* **Set problem**
Show every line where "jardin" occurs.

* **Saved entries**
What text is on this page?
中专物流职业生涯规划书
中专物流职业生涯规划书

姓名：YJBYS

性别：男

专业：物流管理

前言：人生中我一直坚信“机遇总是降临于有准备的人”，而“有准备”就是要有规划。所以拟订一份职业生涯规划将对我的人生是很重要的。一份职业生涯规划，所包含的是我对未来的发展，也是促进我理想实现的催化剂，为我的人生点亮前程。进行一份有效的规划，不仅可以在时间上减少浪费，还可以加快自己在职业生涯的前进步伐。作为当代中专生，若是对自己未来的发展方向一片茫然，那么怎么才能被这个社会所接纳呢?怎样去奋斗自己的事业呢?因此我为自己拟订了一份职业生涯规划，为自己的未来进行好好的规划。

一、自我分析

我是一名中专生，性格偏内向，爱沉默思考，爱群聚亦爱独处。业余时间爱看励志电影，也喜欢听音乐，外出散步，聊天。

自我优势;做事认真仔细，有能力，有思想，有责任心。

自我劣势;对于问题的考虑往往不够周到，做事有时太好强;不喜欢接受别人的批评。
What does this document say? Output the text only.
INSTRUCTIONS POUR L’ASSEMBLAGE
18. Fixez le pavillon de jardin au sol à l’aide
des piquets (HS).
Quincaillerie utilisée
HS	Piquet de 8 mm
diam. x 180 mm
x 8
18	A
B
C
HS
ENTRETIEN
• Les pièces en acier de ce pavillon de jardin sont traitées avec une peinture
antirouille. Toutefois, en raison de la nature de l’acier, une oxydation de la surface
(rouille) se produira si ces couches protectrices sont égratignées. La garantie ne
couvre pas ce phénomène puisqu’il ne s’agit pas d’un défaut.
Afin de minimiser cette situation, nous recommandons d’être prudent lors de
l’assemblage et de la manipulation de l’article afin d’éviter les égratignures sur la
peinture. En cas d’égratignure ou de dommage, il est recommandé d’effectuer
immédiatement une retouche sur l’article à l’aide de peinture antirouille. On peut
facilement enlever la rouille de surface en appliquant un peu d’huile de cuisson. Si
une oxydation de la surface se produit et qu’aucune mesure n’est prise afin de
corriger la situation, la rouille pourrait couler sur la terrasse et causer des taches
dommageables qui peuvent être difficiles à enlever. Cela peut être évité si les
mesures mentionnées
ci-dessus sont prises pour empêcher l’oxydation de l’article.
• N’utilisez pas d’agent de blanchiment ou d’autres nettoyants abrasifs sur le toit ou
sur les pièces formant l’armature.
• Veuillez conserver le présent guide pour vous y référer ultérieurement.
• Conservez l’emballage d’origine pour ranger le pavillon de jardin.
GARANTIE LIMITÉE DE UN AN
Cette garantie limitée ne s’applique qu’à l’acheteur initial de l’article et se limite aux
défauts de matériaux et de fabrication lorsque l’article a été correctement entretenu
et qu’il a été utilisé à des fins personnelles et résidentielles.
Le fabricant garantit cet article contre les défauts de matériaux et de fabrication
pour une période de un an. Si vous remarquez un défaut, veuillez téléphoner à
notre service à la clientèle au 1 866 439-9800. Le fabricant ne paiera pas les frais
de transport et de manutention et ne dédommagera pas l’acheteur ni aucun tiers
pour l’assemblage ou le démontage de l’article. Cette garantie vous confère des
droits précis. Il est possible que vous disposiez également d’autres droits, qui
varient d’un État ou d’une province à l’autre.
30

* **Right answer**
18. Fixez le pavillon de jardin au sol à l’aide
• Les pièces en acier de ce pavillon de jardin sont traitées avec une peinture
• Conservez l’emballage d’origine pour ranger le pavillon de jardin.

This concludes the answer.